*Written task*.
Write out the records again, exactly, leaving none out.
═════ Records supplied ═════
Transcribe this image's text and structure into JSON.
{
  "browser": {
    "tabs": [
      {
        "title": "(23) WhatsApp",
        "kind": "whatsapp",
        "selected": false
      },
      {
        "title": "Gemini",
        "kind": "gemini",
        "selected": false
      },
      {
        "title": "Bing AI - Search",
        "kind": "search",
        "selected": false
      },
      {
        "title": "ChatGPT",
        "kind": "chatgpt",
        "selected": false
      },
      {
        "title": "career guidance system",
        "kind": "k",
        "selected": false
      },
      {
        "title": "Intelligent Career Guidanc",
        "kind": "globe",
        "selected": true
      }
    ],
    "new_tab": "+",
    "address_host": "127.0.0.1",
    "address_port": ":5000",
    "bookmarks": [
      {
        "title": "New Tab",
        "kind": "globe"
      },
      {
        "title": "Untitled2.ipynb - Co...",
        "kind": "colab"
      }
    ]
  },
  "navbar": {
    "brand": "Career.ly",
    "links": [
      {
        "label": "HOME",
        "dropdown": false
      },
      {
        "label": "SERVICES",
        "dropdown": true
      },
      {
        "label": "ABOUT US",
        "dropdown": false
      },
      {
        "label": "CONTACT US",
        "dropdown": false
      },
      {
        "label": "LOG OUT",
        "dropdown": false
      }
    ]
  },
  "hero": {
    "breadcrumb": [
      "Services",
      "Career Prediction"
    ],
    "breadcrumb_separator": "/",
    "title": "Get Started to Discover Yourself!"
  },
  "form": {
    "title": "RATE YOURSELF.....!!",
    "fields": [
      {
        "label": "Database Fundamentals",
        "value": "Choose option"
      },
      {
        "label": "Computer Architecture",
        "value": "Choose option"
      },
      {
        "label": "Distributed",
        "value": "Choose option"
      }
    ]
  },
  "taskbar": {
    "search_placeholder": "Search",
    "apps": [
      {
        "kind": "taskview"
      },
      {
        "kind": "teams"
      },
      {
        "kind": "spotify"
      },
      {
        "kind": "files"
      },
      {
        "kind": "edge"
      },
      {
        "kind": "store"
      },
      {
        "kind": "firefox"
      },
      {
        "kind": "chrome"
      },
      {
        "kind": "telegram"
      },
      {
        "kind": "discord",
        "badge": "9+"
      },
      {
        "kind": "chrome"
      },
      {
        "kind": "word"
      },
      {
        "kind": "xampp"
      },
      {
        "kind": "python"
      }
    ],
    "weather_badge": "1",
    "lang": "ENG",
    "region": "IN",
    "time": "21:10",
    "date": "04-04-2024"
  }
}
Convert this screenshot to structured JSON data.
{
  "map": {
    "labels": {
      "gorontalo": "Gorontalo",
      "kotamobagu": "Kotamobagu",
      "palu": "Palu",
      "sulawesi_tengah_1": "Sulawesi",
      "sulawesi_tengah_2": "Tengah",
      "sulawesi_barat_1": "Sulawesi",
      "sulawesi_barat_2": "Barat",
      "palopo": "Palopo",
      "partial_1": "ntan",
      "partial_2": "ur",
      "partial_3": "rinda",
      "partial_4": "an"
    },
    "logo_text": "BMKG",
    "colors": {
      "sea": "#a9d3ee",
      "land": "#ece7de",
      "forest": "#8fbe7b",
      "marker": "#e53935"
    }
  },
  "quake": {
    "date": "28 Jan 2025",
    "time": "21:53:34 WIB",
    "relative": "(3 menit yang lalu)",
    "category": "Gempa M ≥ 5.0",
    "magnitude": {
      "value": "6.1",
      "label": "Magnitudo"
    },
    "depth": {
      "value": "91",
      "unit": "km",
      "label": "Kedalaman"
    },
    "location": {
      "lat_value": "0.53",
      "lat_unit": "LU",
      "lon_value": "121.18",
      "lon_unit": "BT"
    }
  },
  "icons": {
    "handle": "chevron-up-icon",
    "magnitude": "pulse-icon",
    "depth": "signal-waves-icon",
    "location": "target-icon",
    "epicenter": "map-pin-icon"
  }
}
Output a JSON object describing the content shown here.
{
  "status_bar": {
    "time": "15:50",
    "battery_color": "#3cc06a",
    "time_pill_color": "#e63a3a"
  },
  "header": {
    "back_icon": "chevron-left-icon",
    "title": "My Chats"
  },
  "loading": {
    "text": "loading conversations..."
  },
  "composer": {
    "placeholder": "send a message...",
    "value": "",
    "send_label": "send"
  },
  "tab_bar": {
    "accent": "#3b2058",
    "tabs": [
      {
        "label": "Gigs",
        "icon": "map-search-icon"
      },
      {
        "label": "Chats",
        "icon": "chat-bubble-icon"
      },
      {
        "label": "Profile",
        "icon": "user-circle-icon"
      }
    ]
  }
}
═════
*Answer to this problem*.
Transcribe this image's text and structure into JSON.
{
  "browser": {
    "tabs": [
      {
        "title": "(23) WhatsApp",
        "kind": "whatsapp",
        "selected": false
      },
      {
        "title": "Gemini",
        "kind": "gemini",
        "selected": false
      },
      {
        "title": "Bing AI - Search",
        "kind": "search",
        "selected": false
      },
      {
        "title": "ChatGPT",
        "kind": "chatgpt",
        "selected": false
      },
      {
        "title": "career guidance system",
        "kind": "k",
        "selected": false
      },
      {
        "title": "Intelligent Career Guidanc",
        "kind": "globe",
        "selected": true
      }
    ],
    "new_tab": "+",
    "address_host": "127.0.0.1",
    "address_port": ":5000",
    "bookmarks": [
      {
        "title": "New Tab",
        "kind": "globe"
      },
      {
        "title": "Untitled2.ipynb - Co...",
        "kind": "colab"
      }
    ]
  },
  "navbar": {
    "brand": "Career.ly",
    "links": [
      {
        "label": "HOME",
        "dropdown": false
      },
      {
        "label": "SERVICES",
        "dropdown": true
      },
      {
        "label": "ABOUT US",
        "dropdown": false
      },
      {
        "label": "CONTACT US",
        "dropdown": false
      },
      {
        "label": "LOG OUT",
        "dropdown": false
      }
    ]
  },
  "hero": {
    "breadcrumb": [
      "Services",
      "Career Prediction"
    ],
    "breadcrumb_separator": "/",
    "title": "Get Started to Discover Yourself!"
  },
  "form": {
    "title": "RATE YOURSELF.....!!",
    "fields": [
      {
        "label": "Database Fundamentals",
        "value": "Choose option"
      },
      {
        "label": "Computer Architecture",
        "value": "Choose option"
      },
      {
        "label": "Distributed",
        "value": "Choose option"
      }
    ]
  },
  "taskbar": {
    "search_placeholder": "Search",
    "apps": [
      {
        "kind": "taskview"
      },
      {
        "kind": "teams"
      },
      {
        "kind": "spotify"
      },
      {
        "kind": "files"
      },
      {
        "kind": "edge"
      },
      {
        "kind": "store"
      },
      {
        "kind": "firefox"
      },
      {
        "kind": "chrome"
      },
      {
        "kind": "telegram"
      },
      {
        "kind": "discord",
        "badge": "9+"
      },
      {
        "kind": "chrome"
      },
      {
        "kind": "word"
      },
      {
        "kind": "xampp"
      },
      {
        "kind": "python"
      }
    ],
    "weather_badge": "1",
    "lang": "ENG",
    "region": "IN",
    "time": "21:10",
    "date": "04-04-2024"
  }
}
Convert this screenshot to structured JSON data.
{
  "map": {
    "labels": {
      "gorontalo": "Gorontalo",
      "kotamobagu": "Kotamobagu",
      "palu": "Palu",
      "sulawesi_tengah_1": "Sulawesi",
      "sulawesi_tengah_2": "Tengah",
      "sulawesi_barat_1": "Sulawesi",
      "sulawesi_barat_2": "Barat",
      "palopo": "Palopo",
      "partial_1": "ntan",
      "partial_2": "ur",
      "partial_3": "rinda",
      "partial_4": "an"
    },
    "logo_text": "BMKG",
    "colors": {
      "sea": "#a9d3ee",
      "land": "#ece7de",
      "forest": "#8fbe7b",
      "marker": "#e53935"
    }
  },
  "quake": {
    "date": "28 Jan 2025",
    "time": "21:53:34 WIB",
    "relative": "(3 menit yang lalu)",
    "category": "Gempa M ≥ 5.0",
    "magnitude": {
      "value": "6.1",
      "label": "Magnitudo"
    },
    "depth": {
      "value": "91",
      "unit": "km",
      "label": "Kedalaman"
    },
    "location": {
      "lat_value": "0.53",
      "lat_unit": "LU",
      "lon_value": "121.18",
      "lon_unit": "BT"
    }
  },
  "icons": {
    "handle": "chevron-up-icon",
    "magnitude": "pulse-icon",
    "depth": "signal-waves-icon",
    "location": "target-icon",
    "epicenter": "map-pin-icon"
  }
}
Output a JSON object describing the content shown here.
{
  "status_bar": {
    "time": "15:50",
    "battery_color": "#3cc06a",
    "time_pill_color": "#e63a3a"
  },
  "header": {
    "back_icon": "chevron-left-icon",
    "title": "My Chats"
  },
  "loading": {
    "text": "loading conversations..."
  },
  "composer": {
    "placeholder": "send a message...",
    "value": "",
    "send_label": "send"
  },
  "tab_bar": {
    "accent": "#3b2058",
    "tabs": [
      {
        "label": "Gigs",
        "icon": "map-search-icon"
      },
      {
        "label": "Chats",
        "icon": "chat-bubble-icon"
      },
      {
        "label": "Profile",
        "icon": "user-circle-icon"
      }
    ]
  }
}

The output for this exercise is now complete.